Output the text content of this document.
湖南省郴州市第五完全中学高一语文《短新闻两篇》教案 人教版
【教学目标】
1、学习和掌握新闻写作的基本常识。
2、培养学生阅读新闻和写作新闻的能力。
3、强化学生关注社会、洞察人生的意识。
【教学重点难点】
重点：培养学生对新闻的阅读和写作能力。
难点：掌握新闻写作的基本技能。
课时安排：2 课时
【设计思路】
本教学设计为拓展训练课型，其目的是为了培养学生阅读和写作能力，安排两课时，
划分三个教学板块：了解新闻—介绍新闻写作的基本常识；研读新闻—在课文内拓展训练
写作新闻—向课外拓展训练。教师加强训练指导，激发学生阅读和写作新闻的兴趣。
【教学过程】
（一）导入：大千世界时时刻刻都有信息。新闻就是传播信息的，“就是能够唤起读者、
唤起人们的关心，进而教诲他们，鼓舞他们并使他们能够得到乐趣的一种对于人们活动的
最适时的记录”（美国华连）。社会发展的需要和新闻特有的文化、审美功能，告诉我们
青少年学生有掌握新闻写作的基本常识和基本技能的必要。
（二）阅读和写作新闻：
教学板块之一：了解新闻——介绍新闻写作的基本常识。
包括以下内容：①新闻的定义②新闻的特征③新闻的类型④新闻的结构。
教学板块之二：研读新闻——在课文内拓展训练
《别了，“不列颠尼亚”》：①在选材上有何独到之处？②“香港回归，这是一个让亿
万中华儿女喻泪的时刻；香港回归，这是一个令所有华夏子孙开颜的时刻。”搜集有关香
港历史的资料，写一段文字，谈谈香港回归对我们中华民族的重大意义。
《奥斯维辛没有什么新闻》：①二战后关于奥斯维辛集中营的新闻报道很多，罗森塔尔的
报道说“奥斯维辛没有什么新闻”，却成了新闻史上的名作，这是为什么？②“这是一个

====================

Directive: All of the material above needs to be retyped word for word.

Response to the exercise:
Output the text content of this document.
湖南省郴州市第五完全中学高一语文《短新闻两篇》教案 人教版
【教学目标】
1、学习和掌握新闻写作的基本常识。
2、培养学生阅读新闻和写作新闻的能力。
3、强化学生关注社会、洞察人生的意识。
【教学重点难点】
重点：培养学生对新闻的阅读和写作能力。
难点：掌握新闻写作的基本技能。
课时安排：2 课时
【设计思路】
本教学设计为拓展训练课型，其目的是为了培养学生阅读和写作能力，安排两课时，
划分三个教学板块：了解新闻—介绍新闻写作的基本常识；研读新闻—在课文内拓展训练
写作新闻—向课外拓展训练。教师加强训练指导，激发学生阅读和写作新闻的兴趣。
【教学过程】
（一）导入：大千世界时时刻刻都有信息。新闻就是传播信息的，“就是能够唤起读者、
唤起人们的关心，进而教诲他们，鼓舞他们并使他们能够得到乐趣的一种对于人们活动的
最适时的记录”（美国华连）。社会发展的需要和新闻特有的文化、审美功能，告诉我们
青少年学生有掌握新闻写作的基本常识和基本技能的必要。
（二）阅读和写作新闻：
教学板块之一：了解新闻——介绍新闻写作的基本常识。
包括以下内容：①新闻的定义②新闻的特征③新闻的类型④新闻的结构。
教学板块之二：研读新闻——在课文内拓展训练
《别了，“不列颠尼亚”》：①在选材上有何独到之处？②“香港回归，这是一个让亿
万中华儿女喻泪的时刻；香港回归，这是一个令所有华夏子孙开颜的时刻。”搜集有关香
港历史的资料，写一段文字，谈谈香港回归对我们中华民族的重大意义。
《奥斯维辛没有什么新闻》：①二战后关于奥斯维辛集中营的新闻报道很多，罗森塔尔的
报道说“奥斯维辛没有什么新闻”，却成了新闻史上的名作，这是为什么？②“这是一个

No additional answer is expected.